• [Supplied data]

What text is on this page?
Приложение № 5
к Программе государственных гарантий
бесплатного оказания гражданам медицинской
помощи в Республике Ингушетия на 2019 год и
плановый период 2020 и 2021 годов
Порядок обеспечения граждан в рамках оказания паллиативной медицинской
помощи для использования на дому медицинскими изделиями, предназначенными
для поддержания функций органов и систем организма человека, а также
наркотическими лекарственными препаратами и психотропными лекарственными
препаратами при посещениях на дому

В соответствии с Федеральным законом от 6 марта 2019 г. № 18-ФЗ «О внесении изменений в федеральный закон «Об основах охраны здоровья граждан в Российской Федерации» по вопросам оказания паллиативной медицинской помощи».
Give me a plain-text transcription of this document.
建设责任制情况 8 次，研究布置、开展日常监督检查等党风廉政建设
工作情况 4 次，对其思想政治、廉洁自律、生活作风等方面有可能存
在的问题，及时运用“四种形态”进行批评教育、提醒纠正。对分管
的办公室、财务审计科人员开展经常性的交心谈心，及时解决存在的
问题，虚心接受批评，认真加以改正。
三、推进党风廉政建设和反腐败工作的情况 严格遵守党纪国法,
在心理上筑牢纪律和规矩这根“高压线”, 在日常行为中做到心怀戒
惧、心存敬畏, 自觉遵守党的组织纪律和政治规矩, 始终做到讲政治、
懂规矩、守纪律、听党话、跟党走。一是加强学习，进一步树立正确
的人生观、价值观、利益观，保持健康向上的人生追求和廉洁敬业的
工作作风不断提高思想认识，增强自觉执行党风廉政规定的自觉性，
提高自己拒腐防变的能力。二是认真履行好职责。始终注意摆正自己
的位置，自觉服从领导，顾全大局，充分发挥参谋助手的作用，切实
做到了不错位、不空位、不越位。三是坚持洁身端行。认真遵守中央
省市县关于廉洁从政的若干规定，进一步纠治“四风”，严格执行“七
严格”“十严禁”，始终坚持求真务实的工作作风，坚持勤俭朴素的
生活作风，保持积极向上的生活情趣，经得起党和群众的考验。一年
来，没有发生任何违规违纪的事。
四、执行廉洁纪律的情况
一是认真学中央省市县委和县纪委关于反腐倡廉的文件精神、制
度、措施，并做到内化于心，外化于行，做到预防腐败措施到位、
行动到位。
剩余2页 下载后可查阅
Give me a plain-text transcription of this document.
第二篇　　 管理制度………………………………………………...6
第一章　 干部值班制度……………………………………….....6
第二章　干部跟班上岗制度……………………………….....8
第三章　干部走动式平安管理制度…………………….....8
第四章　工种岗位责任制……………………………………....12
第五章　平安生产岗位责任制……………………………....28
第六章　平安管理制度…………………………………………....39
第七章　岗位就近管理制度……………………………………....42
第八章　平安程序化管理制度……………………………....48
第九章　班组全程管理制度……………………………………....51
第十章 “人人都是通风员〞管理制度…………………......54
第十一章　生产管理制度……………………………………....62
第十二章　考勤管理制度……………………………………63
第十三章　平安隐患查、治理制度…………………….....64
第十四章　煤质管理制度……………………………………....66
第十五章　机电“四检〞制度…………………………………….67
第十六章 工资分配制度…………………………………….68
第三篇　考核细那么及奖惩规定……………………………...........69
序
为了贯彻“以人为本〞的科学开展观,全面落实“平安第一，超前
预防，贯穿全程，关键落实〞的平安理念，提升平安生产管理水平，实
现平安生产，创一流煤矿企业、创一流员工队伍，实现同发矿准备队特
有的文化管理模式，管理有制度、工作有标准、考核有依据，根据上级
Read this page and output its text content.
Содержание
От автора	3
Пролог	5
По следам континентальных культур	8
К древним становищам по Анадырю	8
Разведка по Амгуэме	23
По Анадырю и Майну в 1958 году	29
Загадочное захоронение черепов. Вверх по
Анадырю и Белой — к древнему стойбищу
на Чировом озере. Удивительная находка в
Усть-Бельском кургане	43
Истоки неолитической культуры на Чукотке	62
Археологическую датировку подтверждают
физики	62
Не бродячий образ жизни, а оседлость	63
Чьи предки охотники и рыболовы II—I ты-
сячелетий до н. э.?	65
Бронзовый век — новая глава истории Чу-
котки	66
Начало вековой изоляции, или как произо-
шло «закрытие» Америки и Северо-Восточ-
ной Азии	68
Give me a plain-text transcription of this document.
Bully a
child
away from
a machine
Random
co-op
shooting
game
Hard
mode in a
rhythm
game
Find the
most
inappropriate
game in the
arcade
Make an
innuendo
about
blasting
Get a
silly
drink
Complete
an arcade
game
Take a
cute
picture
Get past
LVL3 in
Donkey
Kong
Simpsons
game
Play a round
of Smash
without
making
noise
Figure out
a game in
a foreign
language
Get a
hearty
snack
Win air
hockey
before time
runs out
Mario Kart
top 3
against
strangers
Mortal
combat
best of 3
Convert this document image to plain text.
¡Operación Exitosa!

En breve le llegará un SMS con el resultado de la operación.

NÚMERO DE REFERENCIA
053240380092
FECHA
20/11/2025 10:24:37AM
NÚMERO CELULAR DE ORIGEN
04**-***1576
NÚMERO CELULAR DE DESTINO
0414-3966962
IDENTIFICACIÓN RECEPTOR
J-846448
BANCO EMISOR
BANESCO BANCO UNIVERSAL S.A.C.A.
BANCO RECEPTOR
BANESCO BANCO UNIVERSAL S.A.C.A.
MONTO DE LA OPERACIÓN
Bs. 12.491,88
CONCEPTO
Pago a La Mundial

• [Description of the task] Every line above should be written out again exactly as it stands.

• [Result of this exercise]
What text is on this page?
Приложение № 5
к Программе государственных гарантий
бесплатного оказания гражданам медицинской
помощи в Республике Ингушетия на 2019 год и
плановый период 2020 и 2021 годов
Порядок обеспечения граждан в рамках оказания паллиативной медицинской
помощи для использования на дому медицинскими изделиями, предназначенными
для поддержания функций органов и систем организма человека, а также
наркотическими лекарственными препаратами и психотропными лекарственными
препаратами при посещениях на дому

В соответствии с Федеральным законом от 6 марта 2019 г. № 18-ФЗ «О внесении изменений в федеральный закон «Об основах охраны здоровья граждан в Российской Федерации» по вопросам оказания паллиативной медицинской помощи».
Give me a plain-text transcription of this document.
建设责任制情况 8 次，研究布置、开展日常监督检查等党风廉政建设
工作情况 4 次，对其思想政治、廉洁自律、生活作风等方面有可能存
在的问题，及时运用“四种形态”进行批评教育、提醒纠正。对分管
的办公室、财务审计科人员开展经常性的交心谈心，及时解决存在的
问题，虚心接受批评，认真加以改正。
三、推进党风廉政建设和反腐败工作的情况 严格遵守党纪国法,
在心理上筑牢纪律和规矩这根“高压线”, 在日常行为中做到心怀戒
惧、心存敬畏, 自觉遵守党的组织纪律和政治规矩, 始终做到讲政治、
懂规矩、守纪律、听党话、跟党走。一是加强学习，进一步树立正确
的人生观、价值观、利益观，保持健康向上的人生追求和廉洁敬业的
工作作风不断提高思想认识，增强自觉执行党风廉政规定的自觉性，
提高自己拒腐防变的能力。二是认真履行好职责。始终注意摆正自己
的位置，自觉服从领导，顾全大局，充分发挥参谋助手的作用，切实
做到了不错位、不空位、不越位。三是坚持洁身端行。认真遵守中央
省市县关于廉洁从政的若干规定，进一步纠治“四风”，严格执行“七
严格”“十严禁”，始终坚持求真务实的工作作风，坚持勤俭朴素的
生活作风，保持积极向上的生活情趣，经得起党和群众的考验。一年
来，没有发生任何违规违纪的事。
四、执行廉洁纪律的情况
一是认真学中央省市县委和县纪委关于反腐倡廉的文件精神、制
度、措施，并做到内化于心，外化于行，做到预防腐败措施到位、
行动到位。
剩余2页 下载后可查阅
Give me a plain-text transcription of this document.
第二篇　　 管理制度………………………………………………...6
第一章　 干部值班制度……………………………………….....6
第二章　干部跟班上岗制度……………………………….....8
第三章　干部走动式平安管理制度…………………….....8
第四章　工种岗位责任制……………………………………....12
第五章　平安生产岗位责任制……………………………....28
第六章　平安管理制度…………………………………………....39
第七章　岗位就近管理制度……………………………………....42
第八章　平安程序化管理制度……………………………....48
第九章　班组全程管理制度……………………………………....51
第十章 “人人都是通风员〞管理制度…………………......54
第十一章　生产管理制度……………………………………....62
第十二章　考勤管理制度……………………………………63
第十三章　平安隐患查、治理制度…………………….....64
第十四章　煤质管理制度……………………………………....66
第十五章　机电“四检〞制度…………………………………….67
第十六章 工资分配制度…………………………………….68
第三篇　考核细那么及奖惩规定……………………………...........69
序
为了贯彻“以人为本〞的科学开展观,全面落实“平安第一，超前
预防，贯穿全程，关键落实〞的平安理念，提升平安生产管理水平，实
现平安生产，创一流煤矿企业、创一流员工队伍，实现同发矿准备队特
有的文化管理模式，管理有制度、工作有标准、考核有依据，根据上级
Read this page and output its text content.
Содержание
От автора	3
Пролог	5
По следам континентальных культур	8
К древним становищам по Анадырю	8
Разведка по Амгуэме	23
По Анадырю и Майну в 1958 году	29
Загадочное захоронение черепов. Вверх по
Анадырю и Белой — к древнему стойбищу
на Чировом озере. Удивительная находка в
Усть-Бельском кургане	43
Истоки неолитической культуры на Чукотке	62
Археологическую датировку подтверждают
физики	62
Не бродячий образ жизни, а оседлость	63
Чьи предки охотники и рыболовы II—I ты-
сячелетий до н. э.?	65
Бронзовый век — новая глава истории Чу-
котки	66
Начало вековой изоляции, или как произо-
шло «закрытие» Америки и Северо-Восточ-
ной Азии	68
Give me a plain-text transcription of this document.
Bully a
child
away from
a machine
Random
co-op
shooting
game
Hard
mode in a
rhythm
game
Find the
most
inappropriate
game in the
arcade
Make an
innuendo
about
blasting
Get a
silly
drink
Complete
an arcade
game
Take a
cute
picture
Get past
LVL3 in
Donkey
Kong
Simpsons
game
Play a round
of Smash
without
making
noise
Figure out
a game in
a foreign
language
Get a
hearty
snack
Win air
hockey
before time
runs out
Mario Kart
top 3
against
strangers
Mortal
combat
best of 3
Convert this document image to plain text.
¡Operación Exitosa!

En breve le llegará un SMS con el resultado de la operación.

NÚMERO DE REFERENCIA
053240380092
FECHA
20/11/2025 10:24:37AM
NÚMERO CELULAR DE ORIGEN
04**-***1576
NÚMERO CELULAR DE DESTINO
0414-3966962
IDENTIFICACIÓN RECEPTOR
J-846448
BANCO EMISOR
BANESCO BANCO UNIVERSAL S.A.C.A.
BANCO RECEPTOR
BANESCO BANCO UNIVERSAL S.A.C.A.
MONTO DE LA OPERACIÓN
Bs. 12.491,88
CONCEPTO
Pago a La Mundial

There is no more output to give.